Data for this task:
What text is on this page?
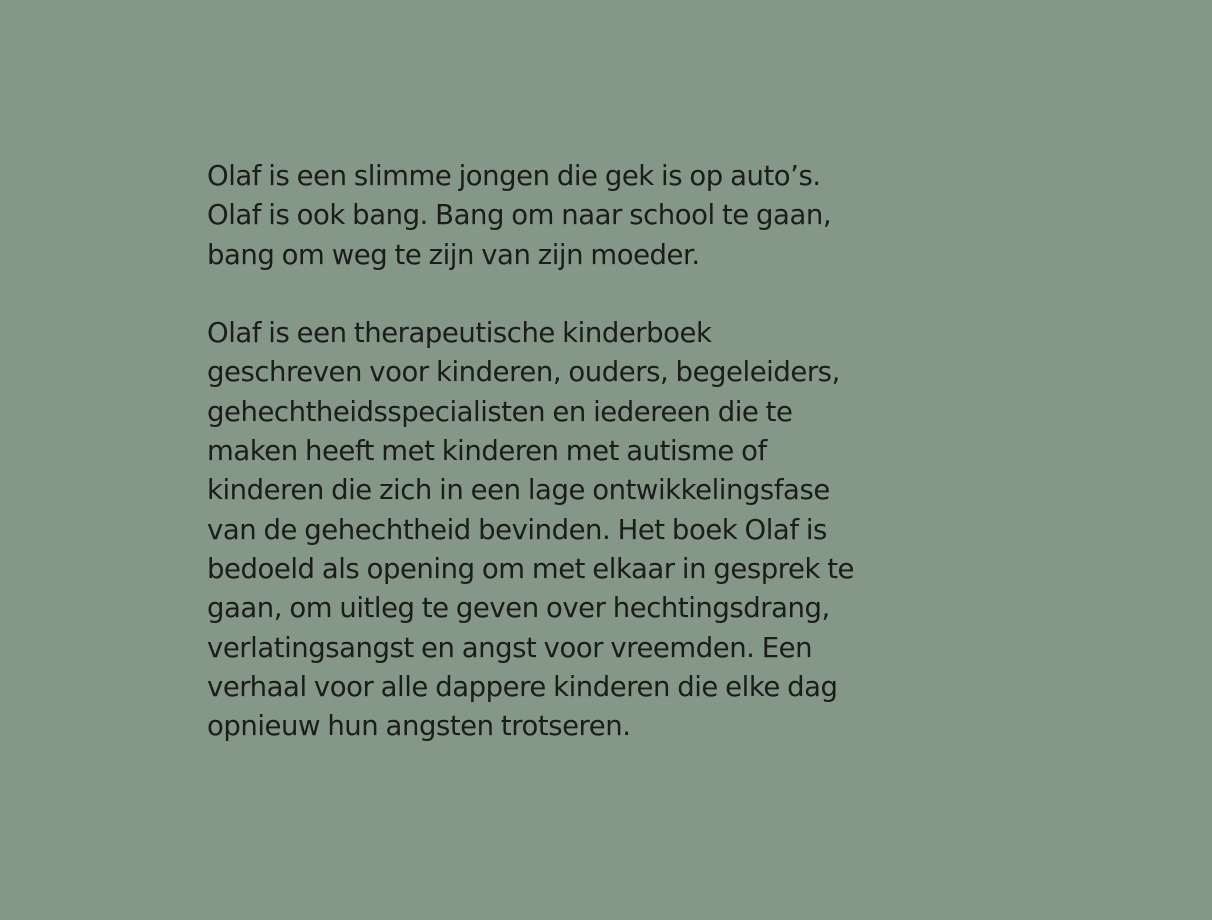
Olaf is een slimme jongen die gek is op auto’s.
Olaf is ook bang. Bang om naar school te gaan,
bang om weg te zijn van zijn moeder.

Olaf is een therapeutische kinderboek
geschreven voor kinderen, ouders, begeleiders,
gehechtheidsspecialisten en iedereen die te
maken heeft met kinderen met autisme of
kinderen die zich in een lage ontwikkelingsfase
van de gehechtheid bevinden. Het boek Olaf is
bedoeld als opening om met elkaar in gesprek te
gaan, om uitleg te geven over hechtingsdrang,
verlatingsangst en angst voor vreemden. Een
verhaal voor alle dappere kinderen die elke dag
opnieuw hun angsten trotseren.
---
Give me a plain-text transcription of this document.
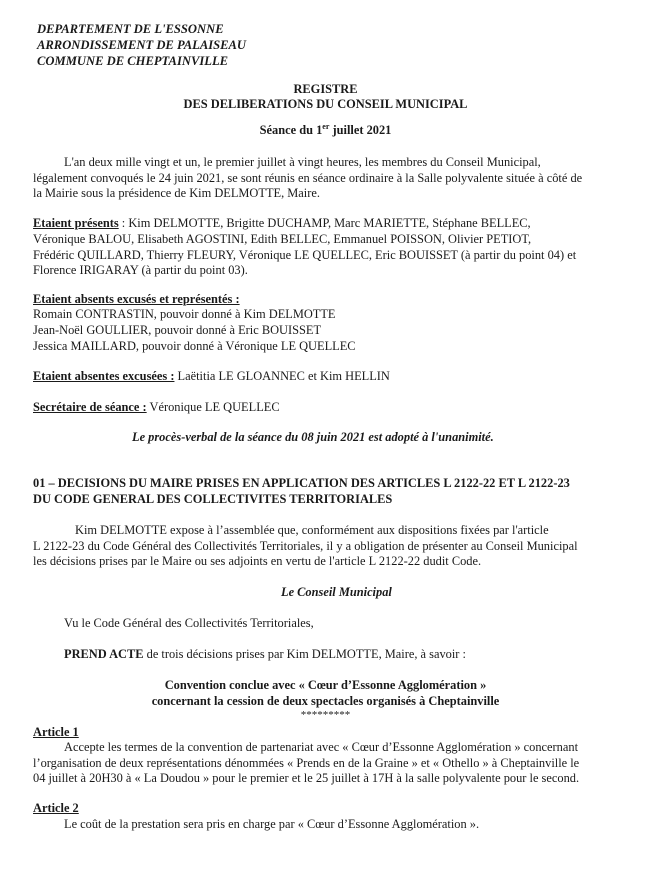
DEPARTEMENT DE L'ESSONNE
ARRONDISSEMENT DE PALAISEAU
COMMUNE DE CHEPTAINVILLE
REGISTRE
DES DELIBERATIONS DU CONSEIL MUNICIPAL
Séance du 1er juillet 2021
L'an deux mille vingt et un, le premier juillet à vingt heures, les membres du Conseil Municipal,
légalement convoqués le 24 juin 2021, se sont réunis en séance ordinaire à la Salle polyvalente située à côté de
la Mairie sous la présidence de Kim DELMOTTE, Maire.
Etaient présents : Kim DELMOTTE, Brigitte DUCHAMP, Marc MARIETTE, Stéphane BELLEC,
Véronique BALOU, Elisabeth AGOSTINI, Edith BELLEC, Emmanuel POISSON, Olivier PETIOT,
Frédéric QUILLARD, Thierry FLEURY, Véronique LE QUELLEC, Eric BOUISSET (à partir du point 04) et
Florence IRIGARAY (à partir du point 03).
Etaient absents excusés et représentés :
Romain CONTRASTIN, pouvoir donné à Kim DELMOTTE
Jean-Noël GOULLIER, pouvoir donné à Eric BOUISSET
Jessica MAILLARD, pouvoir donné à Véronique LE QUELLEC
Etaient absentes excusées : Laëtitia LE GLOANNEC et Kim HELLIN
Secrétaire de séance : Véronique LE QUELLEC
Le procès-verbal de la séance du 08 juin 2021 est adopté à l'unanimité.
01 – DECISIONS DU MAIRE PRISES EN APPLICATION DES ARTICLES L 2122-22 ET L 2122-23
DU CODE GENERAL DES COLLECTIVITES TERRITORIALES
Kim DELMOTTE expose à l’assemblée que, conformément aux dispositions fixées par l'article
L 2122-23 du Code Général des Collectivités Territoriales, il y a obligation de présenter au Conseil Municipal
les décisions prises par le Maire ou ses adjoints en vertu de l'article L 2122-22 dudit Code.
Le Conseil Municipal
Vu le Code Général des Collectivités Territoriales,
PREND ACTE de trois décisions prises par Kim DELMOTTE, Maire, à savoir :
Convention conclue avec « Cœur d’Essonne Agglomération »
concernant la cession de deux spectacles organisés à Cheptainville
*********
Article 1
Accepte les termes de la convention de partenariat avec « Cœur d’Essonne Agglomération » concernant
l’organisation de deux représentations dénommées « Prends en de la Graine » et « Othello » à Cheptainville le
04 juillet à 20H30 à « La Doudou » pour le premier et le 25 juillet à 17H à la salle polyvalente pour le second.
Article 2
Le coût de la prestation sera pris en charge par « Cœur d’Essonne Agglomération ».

Work instructions:
Select the lines from the entries that include the word "polyvalente".

Response below:
légalement convoqués le 24 juin 2021, se sont réunis en séance ordinaire à la Salle polyvalente située à côté de
04 juillet à 20H30 à « La Doudou » pour le premier et le 25 juillet à 17H à la salle polyvalente pour le second.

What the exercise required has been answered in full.